# Information shown:
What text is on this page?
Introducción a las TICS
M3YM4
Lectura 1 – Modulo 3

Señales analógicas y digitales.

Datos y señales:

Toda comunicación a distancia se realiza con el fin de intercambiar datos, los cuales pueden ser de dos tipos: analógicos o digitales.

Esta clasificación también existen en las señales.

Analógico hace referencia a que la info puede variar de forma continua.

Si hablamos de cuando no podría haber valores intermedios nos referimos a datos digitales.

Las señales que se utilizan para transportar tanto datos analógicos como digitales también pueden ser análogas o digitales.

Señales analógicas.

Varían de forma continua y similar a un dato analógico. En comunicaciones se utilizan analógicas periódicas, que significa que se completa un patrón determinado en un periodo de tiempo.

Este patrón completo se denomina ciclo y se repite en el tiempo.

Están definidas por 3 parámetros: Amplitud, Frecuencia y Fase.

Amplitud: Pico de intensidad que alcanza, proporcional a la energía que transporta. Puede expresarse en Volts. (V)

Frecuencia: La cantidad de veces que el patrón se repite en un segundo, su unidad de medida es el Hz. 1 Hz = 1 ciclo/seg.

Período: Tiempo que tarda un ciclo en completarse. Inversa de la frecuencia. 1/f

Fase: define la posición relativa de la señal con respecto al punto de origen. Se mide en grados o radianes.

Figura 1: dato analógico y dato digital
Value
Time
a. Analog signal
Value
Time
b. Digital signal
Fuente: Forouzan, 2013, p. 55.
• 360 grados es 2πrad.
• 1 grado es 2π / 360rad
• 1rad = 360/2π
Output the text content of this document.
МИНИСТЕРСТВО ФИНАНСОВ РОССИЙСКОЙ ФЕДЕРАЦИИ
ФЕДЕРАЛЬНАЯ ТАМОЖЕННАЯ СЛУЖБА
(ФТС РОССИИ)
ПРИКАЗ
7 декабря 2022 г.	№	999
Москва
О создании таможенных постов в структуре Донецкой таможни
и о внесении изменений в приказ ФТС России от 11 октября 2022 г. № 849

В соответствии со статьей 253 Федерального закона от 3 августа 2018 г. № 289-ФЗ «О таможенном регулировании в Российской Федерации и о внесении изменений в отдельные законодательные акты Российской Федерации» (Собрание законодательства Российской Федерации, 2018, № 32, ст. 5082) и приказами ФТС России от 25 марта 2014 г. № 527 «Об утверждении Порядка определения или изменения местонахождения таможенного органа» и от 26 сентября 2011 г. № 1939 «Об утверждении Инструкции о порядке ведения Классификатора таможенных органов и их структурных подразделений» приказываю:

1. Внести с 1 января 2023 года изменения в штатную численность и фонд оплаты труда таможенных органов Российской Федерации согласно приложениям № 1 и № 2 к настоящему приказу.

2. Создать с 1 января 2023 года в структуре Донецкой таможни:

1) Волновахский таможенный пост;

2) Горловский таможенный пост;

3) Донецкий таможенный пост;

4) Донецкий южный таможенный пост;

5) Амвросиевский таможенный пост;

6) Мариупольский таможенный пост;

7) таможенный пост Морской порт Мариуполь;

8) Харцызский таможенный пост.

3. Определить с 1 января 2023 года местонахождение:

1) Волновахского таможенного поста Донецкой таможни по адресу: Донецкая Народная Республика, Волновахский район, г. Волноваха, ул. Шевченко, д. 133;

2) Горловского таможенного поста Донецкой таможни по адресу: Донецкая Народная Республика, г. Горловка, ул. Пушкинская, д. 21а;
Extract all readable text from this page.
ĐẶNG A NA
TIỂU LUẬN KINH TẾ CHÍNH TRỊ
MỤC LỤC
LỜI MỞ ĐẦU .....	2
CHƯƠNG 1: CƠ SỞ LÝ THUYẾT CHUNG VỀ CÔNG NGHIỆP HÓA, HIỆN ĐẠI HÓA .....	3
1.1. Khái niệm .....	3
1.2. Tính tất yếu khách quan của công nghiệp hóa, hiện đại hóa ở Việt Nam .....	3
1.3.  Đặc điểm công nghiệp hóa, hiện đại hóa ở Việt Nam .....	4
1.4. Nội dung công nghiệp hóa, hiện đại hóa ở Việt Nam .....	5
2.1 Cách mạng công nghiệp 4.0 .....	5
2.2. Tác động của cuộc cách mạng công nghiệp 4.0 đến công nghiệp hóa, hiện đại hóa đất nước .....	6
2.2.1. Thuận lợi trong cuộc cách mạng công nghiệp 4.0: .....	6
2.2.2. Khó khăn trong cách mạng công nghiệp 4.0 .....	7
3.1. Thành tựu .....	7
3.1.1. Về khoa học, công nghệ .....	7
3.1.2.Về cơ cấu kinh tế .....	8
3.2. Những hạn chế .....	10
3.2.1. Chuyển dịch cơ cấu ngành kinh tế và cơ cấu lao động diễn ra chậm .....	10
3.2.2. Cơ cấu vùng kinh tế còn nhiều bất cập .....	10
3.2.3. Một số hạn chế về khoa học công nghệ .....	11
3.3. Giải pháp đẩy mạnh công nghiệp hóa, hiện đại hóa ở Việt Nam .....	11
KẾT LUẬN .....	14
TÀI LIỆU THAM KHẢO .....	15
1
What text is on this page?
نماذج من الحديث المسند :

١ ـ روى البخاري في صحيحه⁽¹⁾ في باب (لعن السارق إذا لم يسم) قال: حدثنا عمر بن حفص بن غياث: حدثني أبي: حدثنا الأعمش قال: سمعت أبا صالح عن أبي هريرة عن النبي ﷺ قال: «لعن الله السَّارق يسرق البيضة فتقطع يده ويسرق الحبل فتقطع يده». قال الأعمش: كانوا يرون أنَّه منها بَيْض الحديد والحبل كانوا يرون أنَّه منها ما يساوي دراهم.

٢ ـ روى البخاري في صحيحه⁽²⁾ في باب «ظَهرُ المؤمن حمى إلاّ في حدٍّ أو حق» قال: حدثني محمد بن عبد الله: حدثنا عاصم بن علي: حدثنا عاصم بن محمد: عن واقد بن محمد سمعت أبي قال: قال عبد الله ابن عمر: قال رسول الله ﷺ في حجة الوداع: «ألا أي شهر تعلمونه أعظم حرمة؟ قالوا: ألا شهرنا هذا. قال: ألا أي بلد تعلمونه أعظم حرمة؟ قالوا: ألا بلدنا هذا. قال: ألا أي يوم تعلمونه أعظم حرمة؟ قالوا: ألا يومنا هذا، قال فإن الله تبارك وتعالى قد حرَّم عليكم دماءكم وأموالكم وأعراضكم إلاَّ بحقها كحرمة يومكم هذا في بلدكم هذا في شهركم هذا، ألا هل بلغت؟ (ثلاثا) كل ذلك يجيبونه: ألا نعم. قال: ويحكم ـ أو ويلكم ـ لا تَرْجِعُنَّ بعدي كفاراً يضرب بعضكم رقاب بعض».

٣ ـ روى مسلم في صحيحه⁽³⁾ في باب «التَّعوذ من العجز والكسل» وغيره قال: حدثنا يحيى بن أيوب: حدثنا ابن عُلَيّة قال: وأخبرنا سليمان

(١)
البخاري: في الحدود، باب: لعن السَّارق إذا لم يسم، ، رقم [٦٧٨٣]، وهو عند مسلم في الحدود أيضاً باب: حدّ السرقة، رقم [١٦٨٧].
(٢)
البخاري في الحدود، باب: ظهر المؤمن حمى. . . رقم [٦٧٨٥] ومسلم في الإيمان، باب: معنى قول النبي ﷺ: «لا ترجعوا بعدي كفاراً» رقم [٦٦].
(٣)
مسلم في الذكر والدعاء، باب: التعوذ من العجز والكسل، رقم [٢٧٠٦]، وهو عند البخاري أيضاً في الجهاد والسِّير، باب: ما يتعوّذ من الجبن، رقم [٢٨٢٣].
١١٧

# Exercise:
Examine the data above and state how many of its lines contain the word "mạng", with no further remarks.

# Output of the exercise:
4